[WRITTEN INSTRUCTION]: From the entries below, work out the number of lines that hold the word "towarów", and give that number alone.

[GIVEN DATA]:
%%
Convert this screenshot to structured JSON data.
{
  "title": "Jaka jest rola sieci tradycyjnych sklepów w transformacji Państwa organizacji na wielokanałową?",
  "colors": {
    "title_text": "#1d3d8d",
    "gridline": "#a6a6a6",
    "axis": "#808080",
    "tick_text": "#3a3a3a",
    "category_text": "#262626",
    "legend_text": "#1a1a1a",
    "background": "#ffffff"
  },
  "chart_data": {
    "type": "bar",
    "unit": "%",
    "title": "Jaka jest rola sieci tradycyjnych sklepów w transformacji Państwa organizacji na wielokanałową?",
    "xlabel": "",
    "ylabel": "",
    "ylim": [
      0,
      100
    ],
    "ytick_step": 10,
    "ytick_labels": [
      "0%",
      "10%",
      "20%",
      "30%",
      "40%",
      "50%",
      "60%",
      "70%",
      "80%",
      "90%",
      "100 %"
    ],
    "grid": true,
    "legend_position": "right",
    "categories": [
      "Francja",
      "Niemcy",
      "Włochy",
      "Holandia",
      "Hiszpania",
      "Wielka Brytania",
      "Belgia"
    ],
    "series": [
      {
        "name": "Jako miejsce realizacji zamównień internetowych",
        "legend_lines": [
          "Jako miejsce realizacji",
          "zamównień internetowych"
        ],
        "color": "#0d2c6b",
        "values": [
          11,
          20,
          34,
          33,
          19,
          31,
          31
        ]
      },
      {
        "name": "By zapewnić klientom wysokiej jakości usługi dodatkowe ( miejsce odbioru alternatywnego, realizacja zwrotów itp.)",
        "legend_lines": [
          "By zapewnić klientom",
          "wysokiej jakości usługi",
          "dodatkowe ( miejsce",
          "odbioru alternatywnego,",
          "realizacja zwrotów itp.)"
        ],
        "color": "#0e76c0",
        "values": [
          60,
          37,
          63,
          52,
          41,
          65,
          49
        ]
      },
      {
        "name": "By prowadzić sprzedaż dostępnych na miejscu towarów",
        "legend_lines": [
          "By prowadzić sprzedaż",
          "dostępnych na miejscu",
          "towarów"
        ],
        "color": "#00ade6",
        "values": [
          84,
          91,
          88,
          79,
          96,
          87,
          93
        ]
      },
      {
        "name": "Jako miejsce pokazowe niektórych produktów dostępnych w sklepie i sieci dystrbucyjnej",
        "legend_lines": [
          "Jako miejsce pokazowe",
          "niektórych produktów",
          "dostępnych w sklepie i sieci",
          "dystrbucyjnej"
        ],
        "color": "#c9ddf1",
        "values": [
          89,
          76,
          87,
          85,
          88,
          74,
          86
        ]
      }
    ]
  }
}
%%
[PROBLEM SOLUTION]: 2